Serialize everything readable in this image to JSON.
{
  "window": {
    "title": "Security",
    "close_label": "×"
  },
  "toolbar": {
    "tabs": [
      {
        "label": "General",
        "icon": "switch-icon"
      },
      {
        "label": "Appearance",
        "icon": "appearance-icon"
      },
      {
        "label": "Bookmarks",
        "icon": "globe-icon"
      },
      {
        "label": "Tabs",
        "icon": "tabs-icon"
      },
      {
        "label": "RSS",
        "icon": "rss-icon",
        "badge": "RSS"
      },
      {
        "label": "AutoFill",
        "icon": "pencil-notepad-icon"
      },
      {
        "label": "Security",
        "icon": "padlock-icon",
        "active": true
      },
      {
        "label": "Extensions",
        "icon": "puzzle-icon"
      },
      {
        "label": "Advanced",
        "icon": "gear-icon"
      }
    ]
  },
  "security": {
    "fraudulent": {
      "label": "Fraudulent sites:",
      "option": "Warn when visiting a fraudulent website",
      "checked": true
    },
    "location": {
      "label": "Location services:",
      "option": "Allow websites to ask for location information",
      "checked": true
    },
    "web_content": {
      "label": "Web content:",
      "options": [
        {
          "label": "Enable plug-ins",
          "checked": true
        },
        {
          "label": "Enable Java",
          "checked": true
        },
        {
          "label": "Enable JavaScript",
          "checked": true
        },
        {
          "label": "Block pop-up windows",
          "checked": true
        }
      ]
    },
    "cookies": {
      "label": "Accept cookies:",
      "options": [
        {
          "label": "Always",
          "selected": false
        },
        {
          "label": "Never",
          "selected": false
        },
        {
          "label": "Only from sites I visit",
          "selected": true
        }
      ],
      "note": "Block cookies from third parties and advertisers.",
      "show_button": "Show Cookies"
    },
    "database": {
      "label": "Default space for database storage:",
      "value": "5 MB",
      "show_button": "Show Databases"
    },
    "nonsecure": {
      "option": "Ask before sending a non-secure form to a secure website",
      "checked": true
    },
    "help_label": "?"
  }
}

§ EXERCISE OBJECTIVE: Extract the full listing above without altering anything.

§ ANSWER IN FULL:
Serialize everything readable in this image to JSON.
{
  "window": {
    "title": "Security",
    "close_label": "×"
  },
  "toolbar": {
    "tabs": [
      {
        "label": "General",
        "icon": "switch-icon"
      },
      {
        "label": "Appearance",
        "icon": "appearance-icon"
      },
      {
        "label": "Bookmarks",
        "icon": "globe-icon"
      },
      {
        "label": "Tabs",
        "icon": "tabs-icon"
      },
      {
        "label": "RSS",
        "icon": "rss-icon",
        "badge": "RSS"
      },
      {
        "label": "AutoFill",
        "icon": "pencil-notepad-icon"
      },
      {
        "label": "Security",
        "icon": "padlock-icon",
        "active": true
      },
      {
        "label": "Extensions",
        "icon": "puzzle-icon"
      },
      {
        "label": "Advanced",
        "icon": "gear-icon"
      }
    ]
  },
  "security": {
    "fraudulent": {
      "label": "Fraudulent sites:",
      "option": "Warn when visiting a fraudulent website",
      "checked": true
    },
    "location": {
      "label": "Location services:",
      "option": "Allow websites to ask for location information",
      "checked": true
    },
    "web_content": {
      "label": "Web content:",
      "options": [
        {
          "label": "Enable plug-ins",
          "checked": true
        },
        {
          "label": "Enable Java",
          "checked": true
        },
        {
          "label": "Enable JavaScript",
          "checked": true
        },
        {
          "label": "Block pop-up windows",
          "checked": true
        }
      ]
    },
    "cookies": {
      "label": "Accept cookies:",
      "options": [
        {
          "label": "Always",
          "selected": false
        },
        {
          "label": "Never",
          "selected": false
        },
        {
          "label": "Only from sites I visit",
          "selected": true
        }
      ],
      "note": "Block cookies from third parties and advertisers.",
      "show_button": "Show Cookies"
    },
    "database": {
      "label": "Default space for database storage:",
      "value": "5 MB",
      "show_button": "Show Databases"
    },
    "nonsecure": {
      "option": "Ask before sending a non-secure form to a secure website",
      "checked": true
    },
    "help_label": "?"
  }
}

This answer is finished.